Look over the lines below. Report each one that includes the string "title".

Records from a collection

○ ○ ○ ○

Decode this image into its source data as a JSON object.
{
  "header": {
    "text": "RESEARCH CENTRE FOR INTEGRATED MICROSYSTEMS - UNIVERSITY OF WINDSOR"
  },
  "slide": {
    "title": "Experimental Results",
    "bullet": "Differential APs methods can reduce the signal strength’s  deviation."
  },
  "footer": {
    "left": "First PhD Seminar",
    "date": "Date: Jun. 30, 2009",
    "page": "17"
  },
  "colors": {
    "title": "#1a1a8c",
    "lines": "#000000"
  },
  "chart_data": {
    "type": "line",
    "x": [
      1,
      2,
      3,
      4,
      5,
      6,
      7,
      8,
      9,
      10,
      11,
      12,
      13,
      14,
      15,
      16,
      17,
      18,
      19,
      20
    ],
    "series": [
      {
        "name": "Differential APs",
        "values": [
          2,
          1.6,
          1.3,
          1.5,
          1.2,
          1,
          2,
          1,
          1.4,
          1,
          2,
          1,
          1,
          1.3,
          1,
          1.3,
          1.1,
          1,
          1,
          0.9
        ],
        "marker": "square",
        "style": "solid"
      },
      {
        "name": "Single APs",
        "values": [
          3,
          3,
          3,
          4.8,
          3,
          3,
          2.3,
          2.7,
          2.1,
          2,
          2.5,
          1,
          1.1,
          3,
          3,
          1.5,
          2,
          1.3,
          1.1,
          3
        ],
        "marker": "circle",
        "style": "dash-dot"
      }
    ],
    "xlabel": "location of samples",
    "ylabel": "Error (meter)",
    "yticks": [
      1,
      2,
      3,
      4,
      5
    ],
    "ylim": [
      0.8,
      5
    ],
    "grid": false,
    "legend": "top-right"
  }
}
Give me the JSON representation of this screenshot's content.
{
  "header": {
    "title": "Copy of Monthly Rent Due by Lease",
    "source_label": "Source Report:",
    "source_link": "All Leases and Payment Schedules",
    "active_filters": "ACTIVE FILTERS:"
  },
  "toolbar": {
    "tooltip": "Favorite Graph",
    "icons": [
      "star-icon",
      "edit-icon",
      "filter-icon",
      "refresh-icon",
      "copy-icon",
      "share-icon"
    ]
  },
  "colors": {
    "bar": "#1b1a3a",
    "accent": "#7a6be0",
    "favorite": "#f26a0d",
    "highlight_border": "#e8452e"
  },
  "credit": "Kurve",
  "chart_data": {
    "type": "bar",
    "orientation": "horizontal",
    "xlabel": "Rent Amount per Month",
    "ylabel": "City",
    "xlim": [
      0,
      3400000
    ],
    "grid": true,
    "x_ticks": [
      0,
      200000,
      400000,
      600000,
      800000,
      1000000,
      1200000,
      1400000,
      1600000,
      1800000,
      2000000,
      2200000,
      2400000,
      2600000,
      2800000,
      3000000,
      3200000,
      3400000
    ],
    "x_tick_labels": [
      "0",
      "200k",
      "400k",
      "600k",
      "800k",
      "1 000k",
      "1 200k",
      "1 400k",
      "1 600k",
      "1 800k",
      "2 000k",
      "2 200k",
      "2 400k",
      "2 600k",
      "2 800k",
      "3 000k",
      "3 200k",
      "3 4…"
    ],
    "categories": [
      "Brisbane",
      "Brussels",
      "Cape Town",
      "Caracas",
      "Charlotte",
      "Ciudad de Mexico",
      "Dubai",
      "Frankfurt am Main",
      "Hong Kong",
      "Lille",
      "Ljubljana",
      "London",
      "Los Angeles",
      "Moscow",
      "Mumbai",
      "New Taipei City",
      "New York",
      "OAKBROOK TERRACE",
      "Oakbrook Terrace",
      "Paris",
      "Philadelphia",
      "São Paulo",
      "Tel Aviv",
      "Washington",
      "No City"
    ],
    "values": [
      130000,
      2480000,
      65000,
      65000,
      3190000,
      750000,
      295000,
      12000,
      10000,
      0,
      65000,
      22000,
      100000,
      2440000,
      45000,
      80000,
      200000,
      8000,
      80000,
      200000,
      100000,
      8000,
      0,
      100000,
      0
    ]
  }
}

○ ○ ○ ○

◆ RIGHT ANSWER:
    "title": "Experimental Results",
    "title": "#1a1a8c",
    "title": "Copy of Monthly Rent Due by Lease",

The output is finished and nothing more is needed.